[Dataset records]
────────

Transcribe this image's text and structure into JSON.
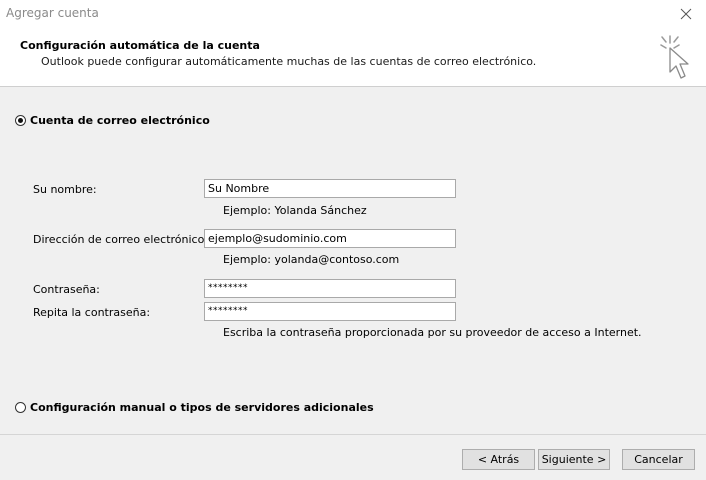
{
  "window": {
    "title": "Agregar cuenta"
  },
  "header": {
    "title": "Configuración automática de la cuenta",
    "subtitle": "Outlook puede configurar automáticamente muchas de las cuentas de correo electrónico."
  },
  "options": {
    "email_account": "Cuenta de correo electrónico",
    "manual": "Configuración manual o tipos de servidores adicionales"
  },
  "form": {
    "name_label": "Su nombre:",
    "name_value": "Su Nombre",
    "name_hint": "Ejemplo: Yolanda Sánchez",
    "email_label": "Dirección de correo electrónico:",
    "email_value": "ejemplo@sudominio.com",
    "email_hint": "Ejemplo: yolanda@contoso.com",
    "password_label": "Contraseña:",
    "password_value": "********",
    "repeat_label": "Repita la contraseña:",
    "repeat_value": "********",
    "password_hint": "Escriba la contraseña proporcionada por su proveedor de acceso a Internet."
  },
  "buttons": {
    "back": "< Atrás",
    "next": "Siguiente >",
    "cancel": "Cancelar"
  }
}
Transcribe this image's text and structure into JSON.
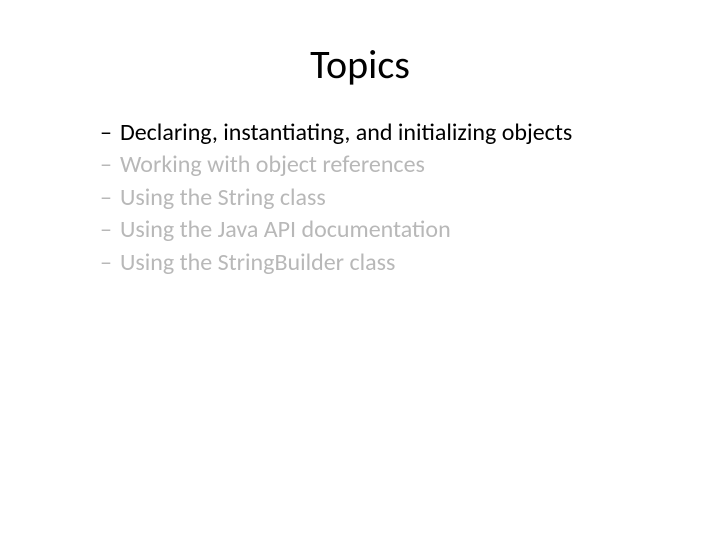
{
  "title": "Topics",
  "items": [
    {
      "text": "Declaring, instantiating, and initializing objects",
      "active": true
    },
    {
      "text": "Working with object references",
      "active": false
    },
    {
      "text": "Using the String class",
      "active": false
    },
    {
      "text": "Using the Java API documentation",
      "active": false
    },
    {
      "text": "Using the StringBuilder class",
      "active": false
    }
  ]
}
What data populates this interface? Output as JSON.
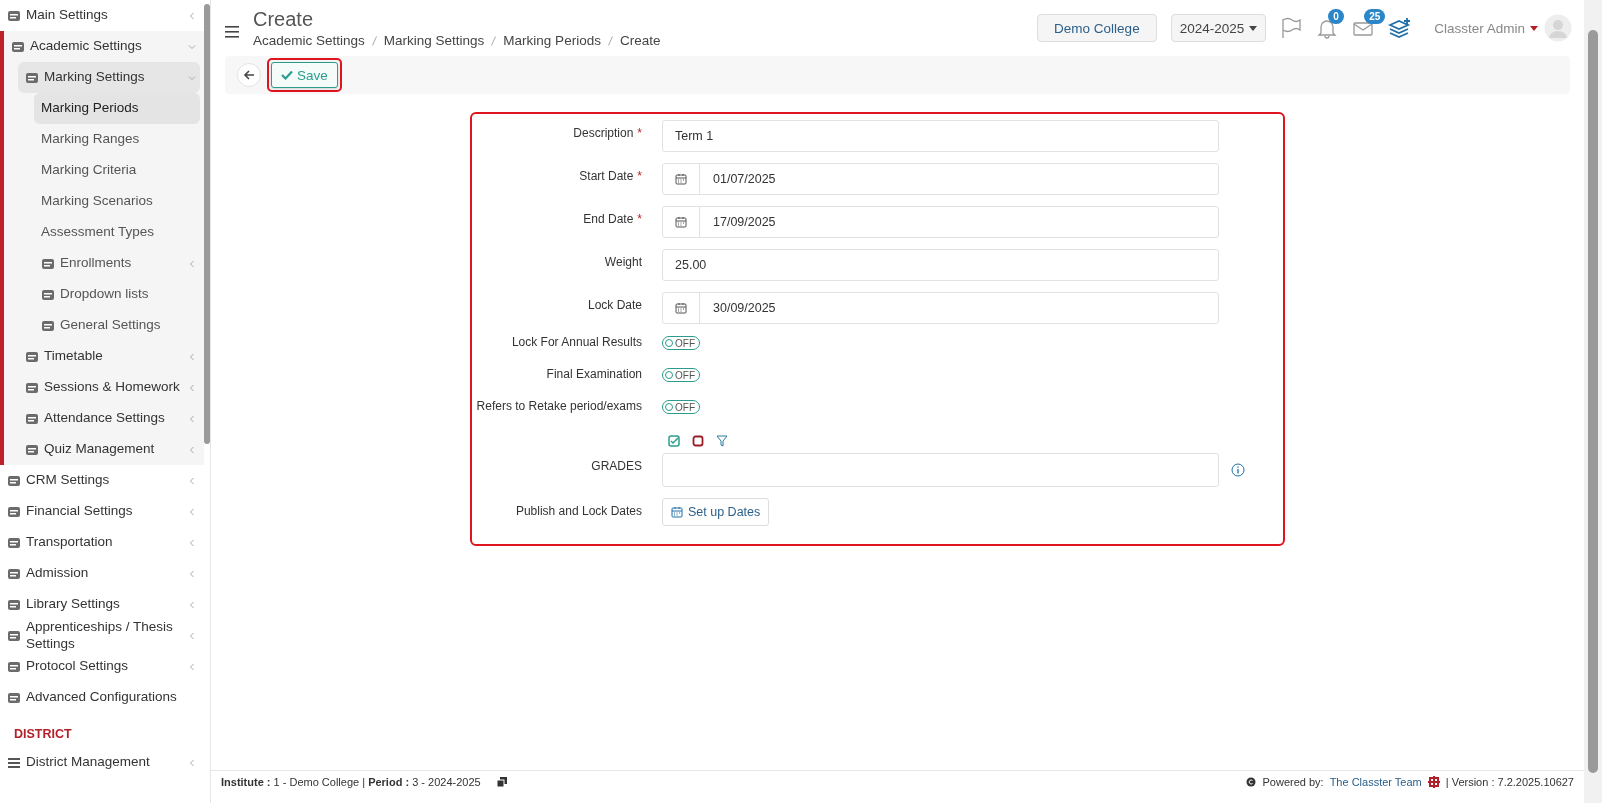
{
  "sidebar": {
    "items": [
      {
        "label": "Main Settings",
        "has_icon": true,
        "expanded": false
      },
      {
        "label": "Academic Settings",
        "has_icon": true,
        "expanded": true,
        "children": [
          {
            "label": "Marking Settings",
            "has_icon": true,
            "expanded": true,
            "children": [
              {
                "label": "Marking Periods",
                "selected": true
              },
              {
                "label": "Marking Ranges",
                "selected": false
              },
              {
                "label": "Marking Criteria",
                "selected": false
              },
              {
                "label": "Marking Scenarios",
                "selected": false
              },
              {
                "label": "Assessment Types",
                "selected": false
              },
              {
                "label": "Enrollments",
                "has_icon": true,
                "expanded": false
              },
              {
                "label": "Dropdown lists",
                "has_icon": true
              },
              {
                "label": "General Settings",
                "has_icon": true
              }
            ]
          },
          {
            "label": "Timetable",
            "has_icon": true,
            "expanded": false
          },
          {
            "label": "Sessions & Homework",
            "has_icon": true,
            "expanded": false
          },
          {
            "label": "Attendance Settings",
            "has_icon": true,
            "expanded": false
          },
          {
            "label": "Quiz Management",
            "has_icon": true,
            "expanded": false
          }
        ]
      },
      {
        "label": "CRM Settings",
        "has_icon": true,
        "expanded": false
      },
      {
        "label": "Financial Settings",
        "has_icon": true,
        "expanded": false
      },
      {
        "label": "Transportation",
        "has_icon": true,
        "expanded": false
      },
      {
        "label": "Admission",
        "has_icon": true,
        "expanded": false
      },
      {
        "label": "Library Settings",
        "has_icon": true,
        "expanded": false
      },
      {
        "label": "Apprenticeships / Thesis Settings",
        "has_icon": true,
        "expanded": false
      },
      {
        "label": "Protocol Settings",
        "has_icon": true,
        "expanded": false
      },
      {
        "label": "Advanced Configurations",
        "has_icon": true
      }
    ],
    "section": "DISTRICT",
    "section_items": [
      {
        "label": "District Management",
        "has_icon": true,
        "expanded": false
      }
    ]
  },
  "header": {
    "title": "Create",
    "breadcrumbs": [
      "Academic Settings",
      "Marking Settings",
      "Marking Periods",
      "Create"
    ],
    "school": "Demo College",
    "year": "2024-2025",
    "notifications": "0",
    "messages": "25",
    "user": "Classter Admin"
  },
  "toolbar": {
    "save": {
      "label": "Save",
      "highlighted": true
    }
  },
  "form": {
    "highlighted": true,
    "fields": [
      {
        "kind": "text",
        "label": "Description",
        "required_mark": "*",
        "value": "Term 1"
      },
      {
        "kind": "date",
        "label": "Start Date",
        "required_mark": "*",
        "value": "01/07/2025"
      },
      {
        "kind": "date",
        "label": "End Date",
        "required_mark": "*",
        "value": "17/09/2025"
      },
      {
        "kind": "text",
        "label": "Weight",
        "value": "25.00"
      },
      {
        "kind": "date",
        "label": "Lock Date",
        "value": "30/09/2025"
      },
      {
        "kind": "toggle",
        "label": "Lock For Annual Results",
        "on": false,
        "state": "OFF"
      },
      {
        "kind": "toggle",
        "label": "Final Examination",
        "on": false,
        "state": "OFF"
      },
      {
        "kind": "toggle",
        "label": "Refers to Retake period/exams",
        "on": false,
        "state": "OFF"
      },
      {
        "kind": "grades",
        "label": "GRADES"
      },
      {
        "kind": "button",
        "label": "Publish and Lock Dates",
        "button": "Set up Dates"
      }
    ]
  },
  "footer": {
    "info": "**Institute :** 1 - Demo College | **Period :** 3 - 2024-2025",
    "powered": "Powered by:",
    "team": "The Classter Team",
    "version": "| Version : 7.2.2025.10627"
  }
}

────────

◆ What is needed: Print all of the entries word for word. Skip any images they contain.

◆ Completed task:
Transcribe this image's text and structure into JSON.
{
  "window": {
    "title": "Agregar cuenta"
  },
  "header": {
    "title": "Configuración automática de la cuenta",
    "subtitle": "Outlook puede configurar automáticamente muchas de las cuentas de correo electrónico."
  },
  "options": {
    "email_account": "Cuenta de correo electrónico",
    "manual": "Configuración manual o tipos de servidores adicionales"
  },
  "form": {
    "name_label": "Su nombre:",
    "name_value": "Su Nombre",
    "name_hint": "Ejemplo: Yolanda Sánchez",
    "email_label": "Dirección de correo electrónico:",
    "email_value": "ejemplo@sudominio.com",
    "email_hint": "Ejemplo: yolanda@contoso.com",
    "password_label": "Contraseña:",
    "password_value": "********",
    "repeat_label": "Repita la contraseña:",
    "repeat_value": "********",
    "password_hint": "Escriba la contraseña proporcionada por su proveedor de acceso a Internet."
  },
  "buttons": {
    "back": "< Atrás",
    "next": "Siguiente >",
    "cancel": "Cancelar"
  }
}
Transcribe this image's text and structure into JSON.
{
  "title": "Topics",
  "items": [
    {
      "text": "Declaring, instantiating, and initializing objects",
      "active": true
    },
    {
      "text": "Working with object references",
      "active": false
    },
    {
      "text": "Using the String class",
      "active": false
    },
    {
      "text": "Using the Java API documentation",
      "active": false
    },
    {
      "text": "Using the StringBuilder class",
      "active": false
    }
  ]
}
What data populates this interface? Output as JSON.
{
  "sidebar": {
    "items": [
      {
        "label": "Main Settings",
        "has_icon": true,
        "expanded": false
      },
      {
        "label": "Academic Settings",
        "has_icon": true,
        "expanded": true,
        "children": [
          {
            "label": "Marking Settings",
            "has_icon": true,
            "expanded": true,
            "children": [
              {
                "label": "Marking Periods",
                "selected": true
              },
              {
                "label": "Marking Ranges",
                "selected": false
              },
              {
                "label": "Marking Criteria",
                "selected": false
              },
              {
                "label": "Marking Scenarios",
                "selected": false
              },
              {
                "label": "Assessment Types",
                "selected": false
              },
              {
                "label": "Enrollments",
                "has_icon": true,
                "expanded": false
              },
              {
                "label": "Dropdown lists",
                "has_icon": true
              },
              {
                "label": "General Settings",
                "has_icon": true
              }
            ]
          },
          {
            "label": "Timetable",
            "has_icon": true,
            "expanded": false
          },
          {
            "label": "Sessions & Homework",
            "has_icon": true,
            "expanded": false
          },
          {
            "label": "Attendance Settings",
            "has_icon": true,
            "expanded": false
          },
          {
            "label": "Quiz Management",
            "has_icon": true,
            "expanded": false
          }
        ]
      },
      {
        "label": "CRM Settings",
        "has_icon": true,
        "expanded": false
      },
      {
        "label": "Financial Settings",
        "has_icon": true,
        "expanded": false
      },
      {
        "label": "Transportation",
        "has_icon": true,
        "expanded": false
      },
      {
        "label": "Admission",
        "has_icon": true,
        "expanded": false
      },
      {
        "label": "Library Settings",
        "has_icon": true,
        "expanded": false
      },
      {
        "label": "Apprenticeships / Thesis Settings",
        "has_icon": true,
        "expanded": false
      },
      {
        "label": "Protocol Settings",
        "has_icon": true,
        "expanded": false
      },
      {
        "label": "Advanced Configurations",
        "has_icon": true
      }
    ],
    "section": "DISTRICT",
    "section_items": [
      {
        "label": "District Management",
        "has_icon": true,
        "expanded": false
      }
    ]
  },
  "header": {
    "title": "Create",
    "breadcrumbs": [
      "Academic Settings",
      "Marking Settings",
      "Marking Periods",
      "Create"
    ],
    "school": "Demo College",
    "year": "2024-2025",
    "notifications": "0",
    "messages": "25",
    "user": "Classter Admin"
  },
  "toolbar": {
    "save": {
      "label": "Save",
      "highlighted": true
    }
  },
  "form": {
    "highlighted": true,
    "fields": [
      {
        "kind": "text",
        "label": "Description",
        "required_mark": "*",
        "value": "Term 1"
      },
      {
        "kind": "date",
        "label": "Start Date",
        "required_mark": "*",
        "value": "01/07/2025"
      },
      {
        "kind": "date",
        "label": "End Date",
        "required_mark": "*",
        "value": "17/09/2025"
      },
      {
        "kind": "text",
        "label": "Weight",
        "value": "25.00"
      },
      {
        "kind": "date",
        "label": "Lock Date",
        "value": "30/09/2025"
      },
      {
        "kind": "toggle",
        "label": "Lock For Annual Results",
        "on": false,
        "state": "OFF"
      },
      {
        "kind": "toggle",
        "label": "Final Examination",
        "on": false,
        "state": "OFF"
      },
      {
        "kind": "toggle",
        "label": "Refers to Retake period/exams",
        "on": false,
        "state": "OFF"
      },
      {
        "kind": "grades",
        "label": "GRADES"
      },
      {
        "kind": "button",
        "label": "Publish and Lock Dates",
        "button": "Set up Dates"
      }
    ]
  },
  "footer": {
    "info": "**Institute :** 1 - Demo College | **Period :** 3 - 2024-2025",
    "powered": "Powered by:",
    "team": "The Classter Team",
    "version": "| Version : 7.2.2025.10627"
  }
}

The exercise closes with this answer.